JOB
Output the material beneath exactly, leaving nothing out.

INPUT
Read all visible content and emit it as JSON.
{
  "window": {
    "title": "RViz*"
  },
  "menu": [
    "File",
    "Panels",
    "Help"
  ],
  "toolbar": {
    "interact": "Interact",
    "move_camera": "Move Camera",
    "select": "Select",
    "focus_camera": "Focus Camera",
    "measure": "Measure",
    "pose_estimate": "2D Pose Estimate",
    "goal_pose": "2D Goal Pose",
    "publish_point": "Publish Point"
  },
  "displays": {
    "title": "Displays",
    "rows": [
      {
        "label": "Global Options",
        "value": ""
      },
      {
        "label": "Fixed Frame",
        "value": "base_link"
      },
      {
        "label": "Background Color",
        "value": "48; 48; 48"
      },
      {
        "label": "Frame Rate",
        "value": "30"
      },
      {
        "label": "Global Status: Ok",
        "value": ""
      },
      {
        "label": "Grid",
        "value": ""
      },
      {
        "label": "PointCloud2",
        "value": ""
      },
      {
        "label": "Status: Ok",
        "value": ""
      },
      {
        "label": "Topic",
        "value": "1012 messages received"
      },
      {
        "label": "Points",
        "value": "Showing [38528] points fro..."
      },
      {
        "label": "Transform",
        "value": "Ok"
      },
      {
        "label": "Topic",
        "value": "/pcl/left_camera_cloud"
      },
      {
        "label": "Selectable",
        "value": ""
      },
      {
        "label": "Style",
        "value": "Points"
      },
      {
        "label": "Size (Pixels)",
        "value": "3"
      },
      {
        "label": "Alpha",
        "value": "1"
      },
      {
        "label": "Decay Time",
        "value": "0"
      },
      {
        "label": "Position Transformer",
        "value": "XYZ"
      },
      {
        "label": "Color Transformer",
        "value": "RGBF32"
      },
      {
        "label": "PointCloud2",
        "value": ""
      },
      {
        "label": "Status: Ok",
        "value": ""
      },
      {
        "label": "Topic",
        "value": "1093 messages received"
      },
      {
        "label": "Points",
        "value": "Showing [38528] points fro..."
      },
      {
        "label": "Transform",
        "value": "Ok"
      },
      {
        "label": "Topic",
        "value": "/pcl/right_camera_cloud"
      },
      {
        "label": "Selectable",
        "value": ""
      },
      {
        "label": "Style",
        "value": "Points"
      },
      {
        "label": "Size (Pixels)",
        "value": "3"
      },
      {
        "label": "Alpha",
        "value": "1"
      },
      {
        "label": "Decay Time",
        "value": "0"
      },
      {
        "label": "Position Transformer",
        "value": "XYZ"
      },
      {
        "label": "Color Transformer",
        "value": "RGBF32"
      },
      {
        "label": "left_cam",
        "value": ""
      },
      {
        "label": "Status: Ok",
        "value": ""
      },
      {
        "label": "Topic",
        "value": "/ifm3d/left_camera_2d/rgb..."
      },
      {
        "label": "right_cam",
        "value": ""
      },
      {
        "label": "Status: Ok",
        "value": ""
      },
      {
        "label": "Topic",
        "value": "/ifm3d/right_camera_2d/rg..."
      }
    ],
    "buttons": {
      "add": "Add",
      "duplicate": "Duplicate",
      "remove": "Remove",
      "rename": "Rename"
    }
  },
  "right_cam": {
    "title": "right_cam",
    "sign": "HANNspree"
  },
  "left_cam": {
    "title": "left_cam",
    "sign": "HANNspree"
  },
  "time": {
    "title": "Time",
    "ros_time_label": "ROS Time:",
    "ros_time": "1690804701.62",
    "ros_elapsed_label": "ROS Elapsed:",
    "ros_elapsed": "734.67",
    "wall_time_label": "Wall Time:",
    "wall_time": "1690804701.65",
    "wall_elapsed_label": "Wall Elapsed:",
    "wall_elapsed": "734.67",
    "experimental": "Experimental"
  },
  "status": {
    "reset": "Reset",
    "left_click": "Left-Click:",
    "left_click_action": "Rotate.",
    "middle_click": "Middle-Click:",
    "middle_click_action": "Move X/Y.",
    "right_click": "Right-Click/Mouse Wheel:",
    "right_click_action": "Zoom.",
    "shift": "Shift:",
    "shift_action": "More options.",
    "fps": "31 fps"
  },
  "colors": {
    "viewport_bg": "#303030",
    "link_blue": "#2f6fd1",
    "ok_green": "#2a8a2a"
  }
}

FINAL RESULT
Read all visible content and emit it as JSON.
{
  "window": {
    "title": "RViz*"
  },
  "menu": [
    "File",
    "Panels",
    "Help"
  ],
  "toolbar": {
    "interact": "Interact",
    "move_camera": "Move Camera",
    "select": "Select",
    "focus_camera": "Focus Camera",
    "measure": "Measure",
    "pose_estimate": "2D Pose Estimate",
    "goal_pose": "2D Goal Pose",
    "publish_point": "Publish Point"
  },
  "displays": {
    "title": "Displays",
    "rows": [
      {
        "label": "Global Options",
        "value": ""
      },
      {
        "label": "Fixed Frame",
        "value": "base_link"
      },
      {
        "label": "Background Color",
        "value": "48; 48; 48"
      },
      {
        "label": "Frame Rate",
        "value": "30"
      },
      {
        "label": "Global Status: Ok",
        "value": ""
      },
      {
        "label": "Grid",
        "value": ""
      },
      {
        "label": "PointCloud2",
        "value": ""
      },
      {
        "label": "Status: Ok",
        "value": ""
      },
      {
        "label": "Topic",
        "value": "1012 messages received"
      },
      {
        "label": "Points",
        "value": "Showing [38528] points fro..."
      },
      {
        "label": "Transform",
        "value": "Ok"
      },
      {
        "label": "Topic",
        "value": "/pcl/left_camera_cloud"
      },
      {
        "label": "Selectable",
        "value": ""
      },
      {
        "label": "Style",
        "value": "Points"
      },
      {
        "label": "Size (Pixels)",
        "value": "3"
      },
      {
        "label": "Alpha",
        "value": "1"
      },
      {
        "label": "Decay Time",
        "value": "0"
      },
      {
        "label": "Position Transformer",
        "value": "XYZ"
      },
      {
        "label": "Color Transformer",
        "value": "RGBF32"
      },
      {
        "label": "PointCloud2",
        "value": ""
      },
      {
        "label": "Status: Ok",
        "value": ""
      },
      {
        "label": "Topic",
        "value": "1093 messages received"
      },
      {
        "label": "Points",
        "value": "Showing [38528] points fro..."
      },
      {
        "label": "Transform",
        "value": "Ok"
      },
      {
        "label": "Topic",
        "value": "/pcl/right_camera_cloud"
      },
      {
        "label": "Selectable",
        "value": ""
      },
      {
        "label": "Style",
        "value": "Points"
      },
      {
        "label": "Size (Pixels)",
        "value": "3"
      },
      {
        "label": "Alpha",
        "value": "1"
      },
      {
        "label": "Decay Time",
        "value": "0"
      },
      {
        "label": "Position Transformer",
        "value": "XYZ"
      },
      {
        "label": "Color Transformer",
        "value": "RGBF32"
      },
      {
        "label": "left_cam",
        "value": ""
      },
      {
        "label": "Status: Ok",
        "value": ""
      },
      {
        "label": "Topic",
        "value": "/ifm3d/left_camera_2d/rgb..."
      },
      {
        "label": "right_cam",
        "value": ""
      },
      {
        "label": "Status: Ok",
        "value": ""
      },
      {
        "label": "Topic",
        "value": "/ifm3d/right_camera_2d/rg..."
      }
    ],
    "buttons": {
      "add": "Add",
      "duplicate": "Duplicate",
      "remove": "Remove",
      "rename": "Rename"
    }
  },
  "right_cam": {
    "title": "right_cam",
    "sign": "HANNspree"
  },
  "left_cam": {
    "title": "left_cam",
    "sign": "HANNspree"
  },
  "time": {
    "title": "Time",
    "ros_time_label": "ROS Time:",
    "ros_time": "1690804701.62",
    "ros_elapsed_label": "ROS Elapsed:",
    "ros_elapsed": "734.67",
    "wall_time_label": "Wall Time:",
    "wall_time": "1690804701.65",
    "wall_elapsed_label": "Wall Elapsed:",
    "wall_elapsed": "734.67",
    "experimental": "Experimental"
  },
  "status": {
    "reset": "Reset",
    "left_click": "Left-Click:",
    "left_click_action": "Rotate.",
    "middle_click": "Middle-Click:",
    "middle_click_action": "Move X/Y.",
    "right_click": "Right-Click/Mouse Wheel:",
    "right_click_action": "Zoom.",
    "shift": "Shift:",
    "shift_action": "More options.",
    "fps": "31 fps"
  },
  "colors": {
    "viewport_bg": "#303030",
    "link_blue": "#2f6fd1",
    "ok_green": "#2a8a2a"
  }
}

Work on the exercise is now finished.